— Supplied information —

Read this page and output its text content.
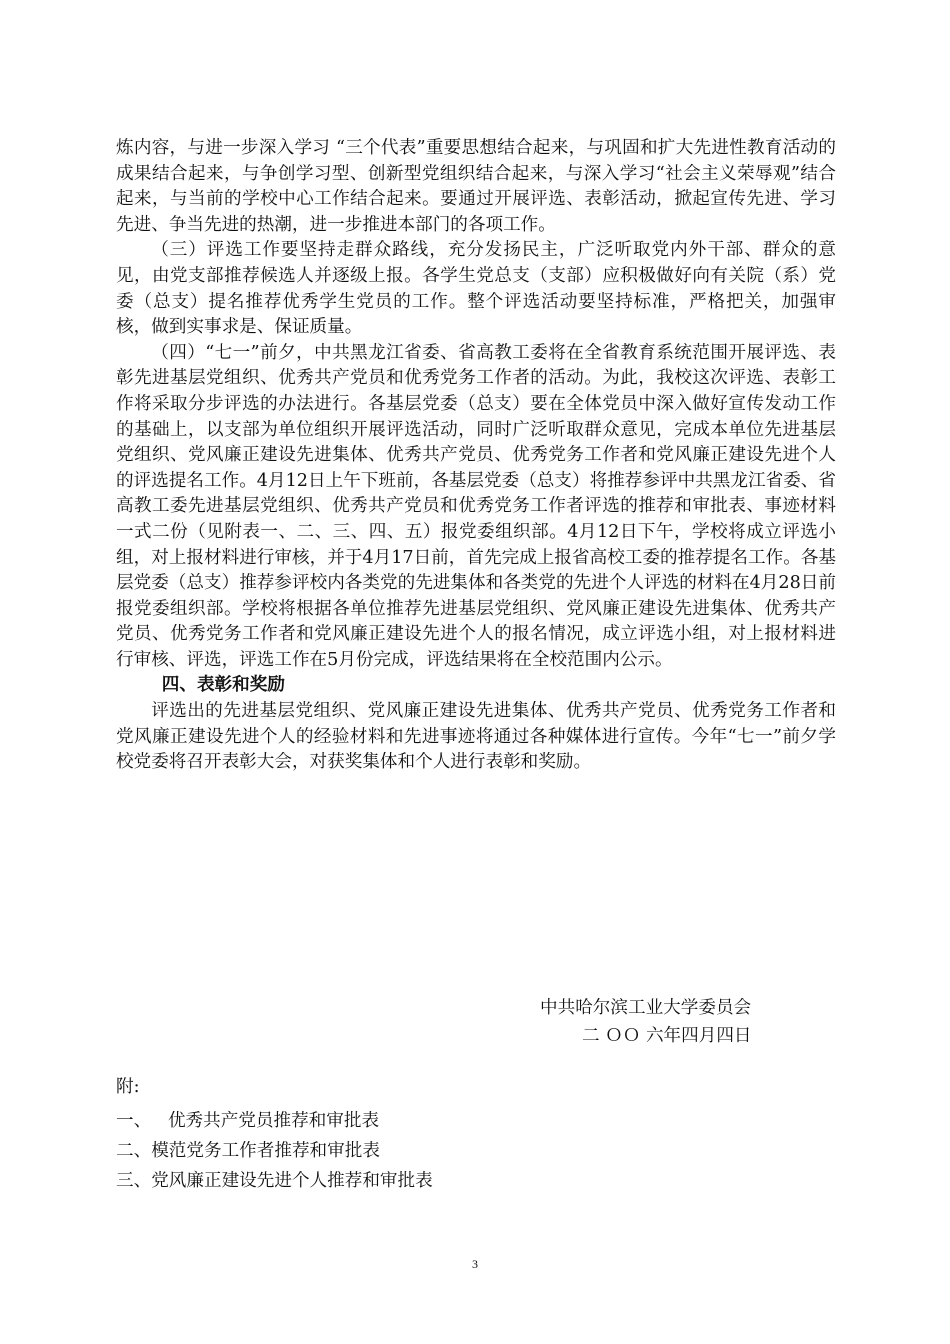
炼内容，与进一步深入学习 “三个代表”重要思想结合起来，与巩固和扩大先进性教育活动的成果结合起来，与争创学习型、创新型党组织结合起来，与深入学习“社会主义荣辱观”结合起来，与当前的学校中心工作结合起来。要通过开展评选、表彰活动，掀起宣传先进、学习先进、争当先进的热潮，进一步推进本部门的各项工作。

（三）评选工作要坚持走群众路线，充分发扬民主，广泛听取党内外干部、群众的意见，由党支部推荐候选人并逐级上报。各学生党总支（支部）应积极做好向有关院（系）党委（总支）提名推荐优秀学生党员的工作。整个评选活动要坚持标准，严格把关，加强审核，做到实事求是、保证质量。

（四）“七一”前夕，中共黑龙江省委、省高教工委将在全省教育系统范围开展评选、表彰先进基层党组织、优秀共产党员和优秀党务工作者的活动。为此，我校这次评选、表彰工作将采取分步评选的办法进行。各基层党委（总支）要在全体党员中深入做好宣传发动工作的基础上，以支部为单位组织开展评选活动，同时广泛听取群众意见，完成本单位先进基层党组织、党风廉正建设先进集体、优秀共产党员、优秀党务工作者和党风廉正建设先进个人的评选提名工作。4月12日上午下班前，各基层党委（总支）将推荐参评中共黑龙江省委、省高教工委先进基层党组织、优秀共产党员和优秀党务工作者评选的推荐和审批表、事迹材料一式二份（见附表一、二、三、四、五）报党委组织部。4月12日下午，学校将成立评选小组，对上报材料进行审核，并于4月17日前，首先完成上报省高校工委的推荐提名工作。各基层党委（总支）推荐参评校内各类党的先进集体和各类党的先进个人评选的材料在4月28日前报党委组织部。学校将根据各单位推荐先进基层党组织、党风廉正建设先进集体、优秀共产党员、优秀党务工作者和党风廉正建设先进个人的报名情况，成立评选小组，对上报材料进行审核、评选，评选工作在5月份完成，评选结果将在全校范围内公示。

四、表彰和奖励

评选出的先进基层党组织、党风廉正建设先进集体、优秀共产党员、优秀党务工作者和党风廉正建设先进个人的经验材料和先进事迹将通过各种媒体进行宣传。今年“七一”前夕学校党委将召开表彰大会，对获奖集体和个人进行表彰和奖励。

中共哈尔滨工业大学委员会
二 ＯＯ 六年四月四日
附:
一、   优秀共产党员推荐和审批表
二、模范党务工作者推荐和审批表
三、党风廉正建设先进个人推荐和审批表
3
* * *
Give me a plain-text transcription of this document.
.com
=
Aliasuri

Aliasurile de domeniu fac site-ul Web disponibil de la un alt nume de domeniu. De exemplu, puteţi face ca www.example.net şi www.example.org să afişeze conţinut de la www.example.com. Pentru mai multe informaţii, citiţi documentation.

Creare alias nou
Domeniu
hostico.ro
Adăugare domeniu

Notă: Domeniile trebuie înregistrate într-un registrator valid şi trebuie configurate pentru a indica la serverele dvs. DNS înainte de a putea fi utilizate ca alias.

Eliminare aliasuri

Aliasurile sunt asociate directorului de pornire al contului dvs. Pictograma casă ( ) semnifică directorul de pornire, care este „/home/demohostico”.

— Given exercise —
Copy out all lines from the material above that contain the string "text".

— Problem solution —
Read this page and output its text content.
Give me a plain-text transcription of this document.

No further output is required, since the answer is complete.